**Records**
※ ※ ※
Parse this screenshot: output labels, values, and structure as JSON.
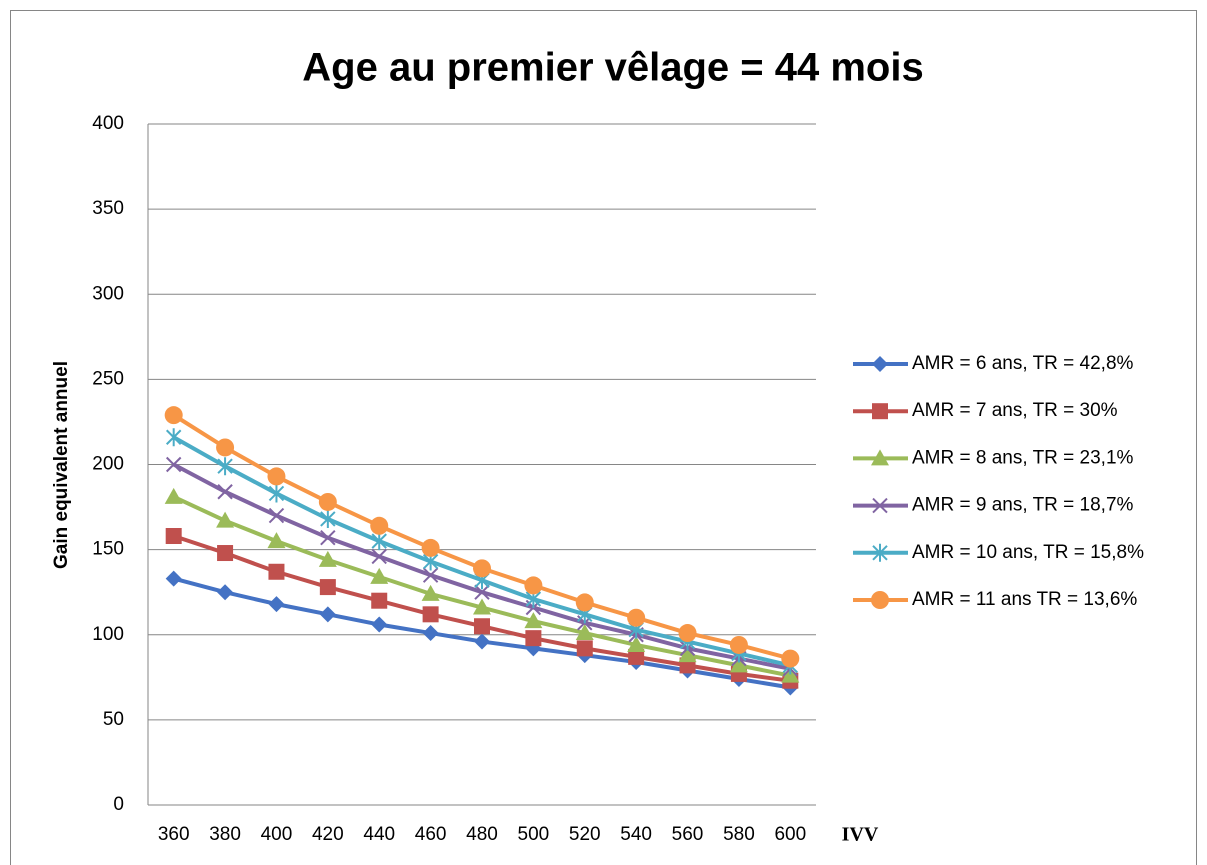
{
  "chart_data": {
    "type": "line",
    "title": "Age au premier vêlage = 44 mois",
    "y_label": "Gain equivalent annuel",
    "x_label": "IVV",
    "categories": [
      360,
      380,
      400,
      420,
      440,
      460,
      480,
      500,
      520,
      540,
      560,
      580,
      600
    ],
    "ylim": [
      0,
      400
    ],
    "yticks": [
      0,
      50,
      100,
      150,
      200,
      250,
      300,
      350,
      400
    ],
    "grid": true,
    "legend": "right",
    "series": [
      {
        "name": "AMR = 6 ans, TR = 42,8%",
        "color": "#4472c4",
        "marker": "diamond",
        "values": [
          133,
          125,
          118,
          112,
          106,
          101,
          96,
          92,
          88,
          84,
          79,
          74,
          69
        ]
      },
      {
        "name": "AMR = 7 ans, TR = 30%",
        "color": "#c0504d",
        "marker": "square",
        "values": [
          158,
          148,
          137,
          128,
          120,
          112,
          105,
          98,
          92,
          87,
          82,
          77,
          73
        ]
      },
      {
        "name": "AMR = 8 ans, TR = 23,1%",
        "color": "#9bbb59",
        "marker": "triangle",
        "values": [
          181,
          167,
          155,
          144,
          134,
          124,
          116,
          108,
          101,
          94,
          88,
          82,
          76
        ]
      },
      {
        "name": "AMR = 9 ans, TR = 18,7%",
        "color": "#8064a2",
        "marker": "x",
        "values": [
          200,
          184,
          170,
          157,
          146,
          135,
          125,
          116,
          107,
          100,
          92,
          86,
          80
        ]
      },
      {
        "name": "AMR = 10 ans, TR = 15,8%",
        "color": "#4bacc6",
        "marker": "star",
        "values": [
          216,
          199,
          183,
          168,
          155,
          143,
          132,
          121,
          112,
          103,
          96,
          89,
          82
        ]
      },
      {
        "name": "AMR = 11 ans TR = 13,6%",
        "color": "#f79646",
        "marker": "circle",
        "values": [
          229,
          210,
          193,
          178,
          164,
          151,
          139,
          129,
          119,
          110,
          101,
          94,
          86
        ]
      }
    ]
  }
}
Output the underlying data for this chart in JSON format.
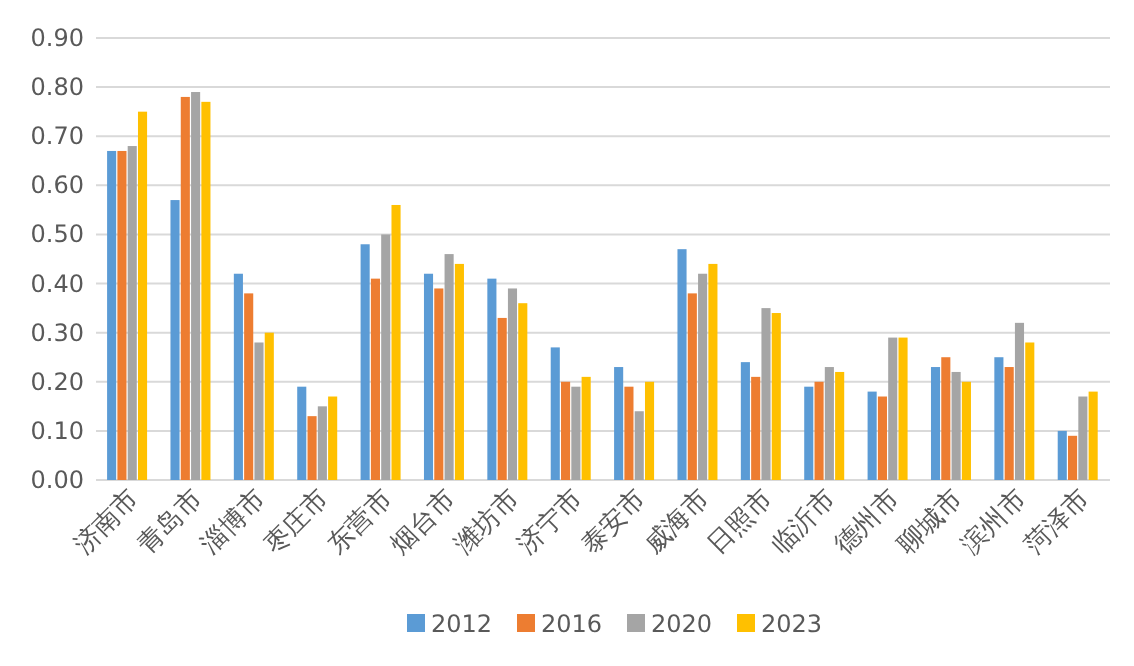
{
  "chart_data": {
    "type": "bar",
    "categories": [
      "济南市",
      "青岛市",
      "淄博市",
      "枣庄市",
      "东营市",
      "烟台市",
      "潍坊市",
      "济宁市",
      "泰安市",
      "威海市",
      "日照市",
      "临沂市",
      "德州市",
      "聊城市",
      "滨州市",
      "菏泽市"
    ],
    "series": [
      {
        "name": "2012",
        "color": "#5b9bd5",
        "values": [
          0.67,
          0.57,
          0.42,
          0.19,
          0.48,
          0.42,
          0.41,
          0.27,
          0.23,
          0.47,
          0.24,
          0.19,
          0.18,
          0.23,
          0.25,
          0.1
        ]
      },
      {
        "name": "2016",
        "color": "#ed7d31",
        "values": [
          0.67,
          0.78,
          0.38,
          0.13,
          0.41,
          0.39,
          0.33,
          0.2,
          0.19,
          0.38,
          0.21,
          0.2,
          0.17,
          0.25,
          0.23,
          0.09
        ]
      },
      {
        "name": "2020",
        "color": "#a5a5a5",
        "values": [
          0.68,
          0.79,
          0.28,
          0.15,
          0.5,
          0.46,
          0.39,
          0.19,
          0.14,
          0.42,
          0.35,
          0.23,
          0.29,
          0.22,
          0.32,
          0.17
        ]
      },
      {
        "name": "2023",
        "color": "#ffc000",
        "values": [
          0.75,
          0.77,
          0.3,
          0.17,
          0.56,
          0.44,
          0.36,
          0.21,
          0.2,
          0.44,
          0.34,
          0.22,
          0.29,
          0.2,
          0.28,
          0.18
        ]
      }
    ],
    "ylim": [
      0,
      0.9
    ],
    "yticks": [
      {
        "value": 0,
        "label": "0.00"
      },
      {
        "value": 0.1,
        "label": "0.10"
      },
      {
        "value": 0.2,
        "label": "0.20"
      },
      {
        "value": 0.3,
        "label": "0.30"
      },
      {
        "value": 0.4,
        "label": "0.40"
      },
      {
        "value": 0.5,
        "label": "0.50"
      },
      {
        "value": 0.6,
        "label": "0.60"
      },
      {
        "value": 0.7,
        "label": "0.70"
      },
      {
        "value": 0.8,
        "label": "0.80"
      },
      {
        "value": 0.9,
        "label": "0.90"
      }
    ],
    "grid": "y",
    "legend": "bottom"
  }
}
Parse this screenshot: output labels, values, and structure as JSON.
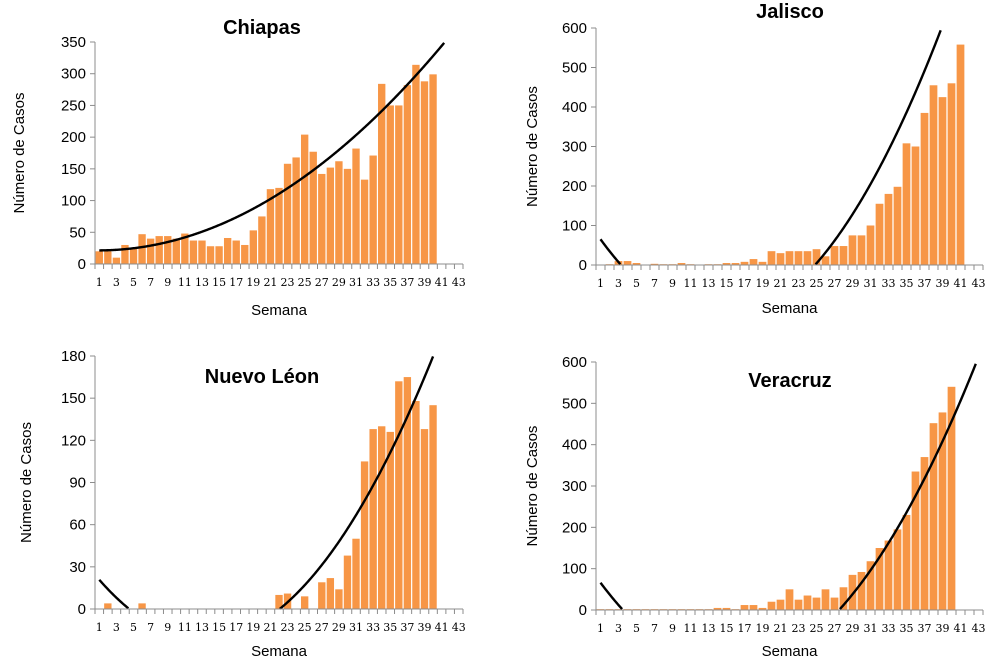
※ ※ ※
**WHAT IS NEEDED**
Quote all the records verbatim, dropping any pictures from your copy.

**REPLY TO THE EXERCISE**
Parse this screenshot: output labels, values, and structure as JSON.
{
  "chart_data": {
    "type": "line",
    "title": "Age au premier vêlage = 44 mois",
    "y_label": "Gain equivalent annuel",
    "x_label": "IVV",
    "categories": [
      360,
      380,
      400,
      420,
      440,
      460,
      480,
      500,
      520,
      540,
      560,
      580,
      600
    ],
    "ylim": [
      0,
      400
    ],
    "yticks": [
      0,
      50,
      100,
      150,
      200,
      250,
      300,
      350,
      400
    ],
    "grid": true,
    "legend": "right",
    "series": [
      {
        "name": "AMR = 6 ans, TR = 42,8%",
        "color": "#4472c4",
        "marker": "diamond",
        "values": [
          133,
          125,
          118,
          112,
          106,
          101,
          96,
          92,
          88,
          84,
          79,
          74,
          69
        ]
      },
      {
        "name": "AMR = 7 ans, TR = 30%",
        "color": "#c0504d",
        "marker": "square",
        "values": [
          158,
          148,
          137,
          128,
          120,
          112,
          105,
          98,
          92,
          87,
          82,
          77,
          73
        ]
      },
      {
        "name": "AMR = 8 ans, TR = 23,1%",
        "color": "#9bbb59",
        "marker": "triangle",
        "values": [
          181,
          167,
          155,
          144,
          134,
          124,
          116,
          108,
          101,
          94,
          88,
          82,
          76
        ]
      },
      {
        "name": "AMR = 9 ans, TR = 18,7%",
        "color": "#8064a2",
        "marker": "x",
        "values": [
          200,
          184,
          170,
          157,
          146,
          135,
          125,
          116,
          107,
          100,
          92,
          86,
          80
        ]
      },
      {
        "name": "AMR = 10 ans, TR = 15,8%",
        "color": "#4bacc6",
        "marker": "star",
        "values": [
          216,
          199,
          183,
          168,
          155,
          143,
          132,
          121,
          112,
          103,
          96,
          89,
          82
        ]
      },
      {
        "name": "AMR = 11 ans TR = 13,6%",
        "color": "#f79646",
        "marker": "circle",
        "values": [
          229,
          210,
          193,
          178,
          164,
          151,
          139,
          129,
          119,
          110,
          101,
          94,
          86
        ]
      }
    ]
  }
}
Output the underlying data for this chart in JSON format.
{
  "chart_data": {
    "type": "bar",
    "categories": [
      "济南市",
      "青岛市",
      "淄博市",
      "枣庄市",
      "东营市",
      "烟台市",
      "潍坊市",
      "济宁市",
      "泰安市",
      "威海市",
      "日照市",
      "临沂市",
      "德州市",
      "聊城市",
      "滨州市",
      "菏泽市"
    ],
    "series": [
      {
        "name": "2012",
        "color": "#5b9bd5",
        "values": [
          0.67,
          0.57,
          0.42,
          0.19,
          0.48,
          0.42,
          0.41,
          0.27,
          0.23,
          0.47,
          0.24,
          0.19,
          0.18,
          0.23,
          0.25,
          0.1
        ]
      },
      {
        "name": "2016",
        "color": "#ed7d31",
        "values": [
          0.67,
          0.78,
          0.38,
          0.13,
          0.41,
          0.39,
          0.33,
          0.2,
          0.19,
          0.38,
          0.21,
          0.2,
          0.17,
          0.25,
          0.23,
          0.09
        ]
      },
      {
        "name": "2020",
        "color": "#a5a5a5",
        "values": [
          0.68,
          0.79,
          0.28,
          0.15,
          0.5,
          0.46,
          0.39,
          0.19,
          0.14,
          0.42,
          0.35,
          0.23,
          0.29,
          0.22,
          0.32,
          0.17
        ]
      },
      {
        "name": "2023",
        "color": "#ffc000",
        "values": [
          0.75,
          0.77,
          0.3,
          0.17,
          0.56,
          0.44,
          0.36,
          0.21,
          0.2,
          0.44,
          0.34,
          0.22,
          0.29,
          0.2,
          0.28,
          0.18
        ]
      }
    ],
    "ylim": [
      0,
      0.9
    ],
    "yticks": [
      {
        "value": 0,
        "label": "0.00"
      },
      {
        "value": 0.1,
        "label": "0.10"
      },
      {
        "value": 0.2,
        "label": "0.20"
      },
      {
        "value": 0.3,
        "label": "0.30"
      },
      {
        "value": 0.4,
        "label": "0.40"
      },
      {
        "value": 0.5,
        "label": "0.50"
      },
      {
        "value": 0.6,
        "label": "0.60"
      },
      {
        "value": 0.7,
        "label": "0.70"
      },
      {
        "value": 0.8,
        "label": "0.80"
      },
      {
        "value": 0.9,
        "label": "0.90"
      }
    ],
    "grid": "y",
    "legend": "bottom"
  }
}
Parse this screenshot: output labels, values, and structure as JSON.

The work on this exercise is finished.